== EXTRACT ==
## BEGIN

Still, “there is no such thing as magic”:

  • insider language,
  • controlled vocabulary chains the user his freedom,
  • tagspam/tagbombing (“tag spam should be tagged as spam“),
  • the most popular tag isn’t always the best tag,
  • etc.

And then Jesse talked about what made him even more famous than he already was: AJAX.

  • “Changing the browser model”
  • Closer collaboration between designers and coders
  • View source : everyone learning from everyone.

A not that interactive presentation, yet interesting and a real joy to watch Jesse speak. Kudos on the nice leather jacket by the way 😉

AJAX, RIA, SPI: The impact of new technologies on user experience

After lunch, Jared and I went to see Joost Willemsem (Backbase), Onno Bakker (eMessenger) and Yohan Creemers (Ylab) talk about what everyone names “Web 2.0”. Not that this presentation would bring any news to me, but I thought it would be interesting … Well, it wasn’t.

The intro really was great, by Yohan Creemers:

  • RIA + SPI thanks to AJAX
  • Rich: Interaction (Drag & Drop), Feed Forward (Google Suggest), Multimedia, etc.
  • Ajax, what’s new? Nothing! It’s a combination of XHTML, Javascript, CSS, etc.

## END

== SUPPLIED RECORDS ==
## BEGIN

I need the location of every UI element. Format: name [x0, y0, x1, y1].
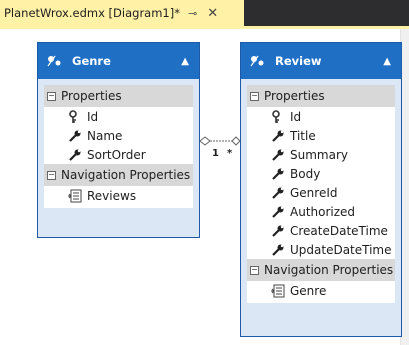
association-connector[interactable]: [0, 0, 409, 345]
multiplicity-one: 1: [212, 148, 219, 159]
multiplicity-many: *: [227, 148, 233, 159]
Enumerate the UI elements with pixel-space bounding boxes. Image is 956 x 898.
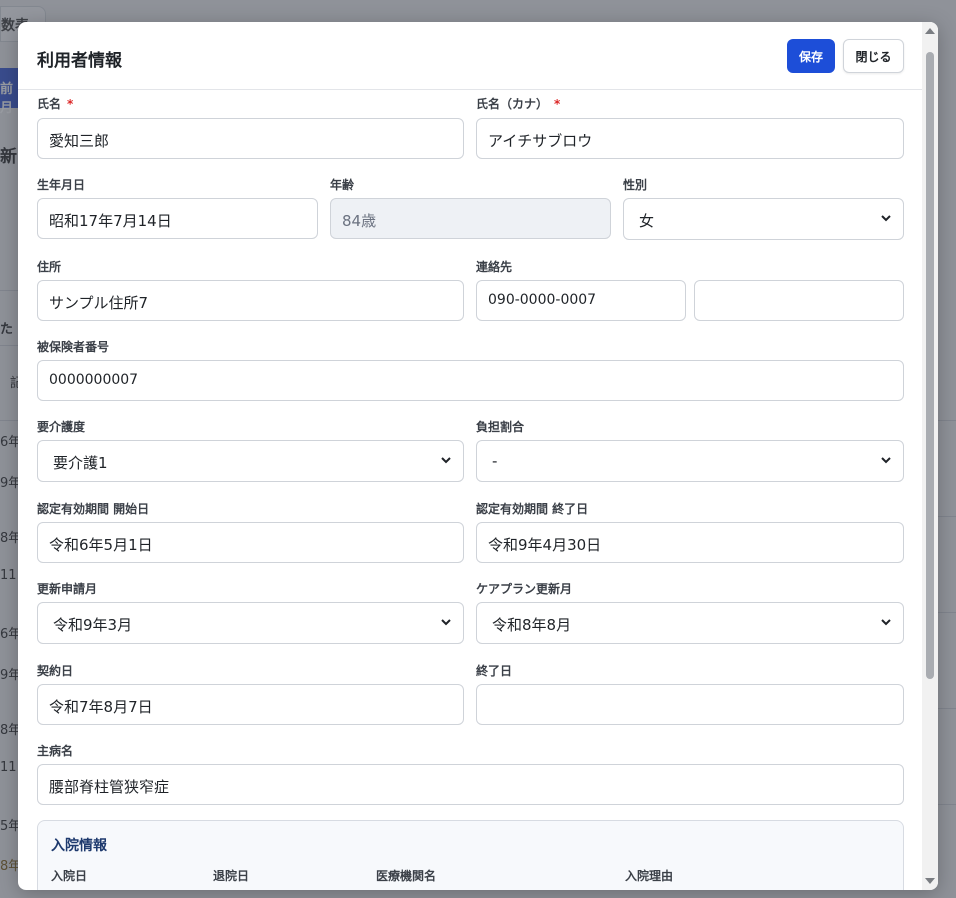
modal-header: 利用者情報 保存 閉じる [18,22,922,90]
diagnosis-label: 主病名 [37,744,74,758]
cert-end-input[interactable]: 令和9年4月30日 [476,522,904,563]
careplan-month-label: ケアプラン更新月 [476,582,573,596]
end-date-label: 終了日 [476,664,513,678]
end-date-input[interactable] [476,684,904,725]
gender-select[interactable]: 女 [623,198,904,240]
hospitalization-section: 入院情報 入院日 退院日 医療機関名 入院理由 [37,820,904,890]
gender-label: 性別 [623,178,648,192]
address-label: 住所 [37,260,62,274]
renewal-month-select[interactable]: 令和9年3月 [37,602,464,644]
modal-body: 氏名 * 愛知三郎 氏名（カナ） * アイチサブロウ 生年月日 昭和17年7月14日… [18,90,922,890]
required-mark: * [554,97,561,111]
kana-label: 氏名（カナ） * [476,97,561,111]
careplan-month-select[interactable]: 令和8年8月 [476,602,904,644]
cert-start-input[interactable]: 令和6年5月1日 [37,522,464,563]
chevron-down-icon [881,457,891,464]
chevron-down-icon [881,215,891,222]
insured-number-label: 被保険者番号 [37,340,110,354]
birthdate-input[interactable]: 昭和17年7月14日 [37,198,318,239]
chevron-down-icon [441,457,451,464]
kana-input[interactable]: アイチサブロウ [476,118,904,159]
name-input[interactable]: 愛知三郎 [37,118,464,159]
close-button[interactable]: 閉じる [843,39,904,73]
scroll-thumb[interactable] [926,52,934,679]
save-button[interactable]: 保存 [787,39,835,73]
care-level-label: 要介護度 [37,420,86,434]
scroll-down-arrow-icon[interactable] [925,878,935,884]
user-info-modal: 利用者情報 保存 閉じる 氏名 * 愛知三郎 氏名（カナ） * アイチサブロウ 生年… [18,22,938,890]
burden-ratio-select[interactable]: - [476,440,904,482]
hospitalization-title: 入院情報 [51,838,107,854]
burden-ratio-label: 負担割合 [476,420,525,434]
renewal-month-label: 更新申請月 [37,582,98,596]
facility-name-header: 医療機関名 [376,869,437,883]
chevron-down-icon [441,619,451,626]
required-mark: * [67,97,74,111]
address-input[interactable]: サンプル住所7 [37,280,464,321]
contact-input-2[interactable] [694,280,904,321]
discharge-date-header: 退院日 [213,869,250,883]
name-label: 氏名 * [37,97,74,111]
cert-start-label: 認定有効期間 開始日 [37,502,150,516]
care-level-select[interactable]: 要介護1 [37,440,464,482]
scroll-up-arrow-icon[interactable] [925,28,935,34]
contact-input[interactable]: 090-0000-0007 [476,280,686,321]
cert-end-label: 認定有効期間 終了日 [476,502,589,516]
contact-label: 連絡先 [476,260,513,274]
chevron-down-icon [881,619,891,626]
diagnosis-input[interactable]: 腰部脊柱管狭窄症 [37,764,904,805]
modal-title: 利用者情報 [37,51,122,71]
modal-scrollbar[interactable] [922,22,938,890]
insured-number-input[interactable]: 0000000007 [37,360,904,401]
age-label: 年齢 [330,178,355,192]
contract-date-input[interactable]: 令和7年8月7日 [37,684,464,725]
contract-date-label: 契約日 [37,664,74,678]
birthdate-label: 生年月日 [37,178,86,192]
admission-date-header: 入院日 [51,869,88,883]
admission-reason-header: 入院理由 [625,869,674,883]
age-input: 84歳 [330,198,611,239]
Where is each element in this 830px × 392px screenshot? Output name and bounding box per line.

## END

== WORK INSTRUCTIONS ==
In the conference write-up, who gave the intro to the talk titled "AJAX, RIA, SPI: The impact of new technologies on user experience"?

== ANSWER FOR THE TASK ==
Yohan Creemers of Ylab gave the intro.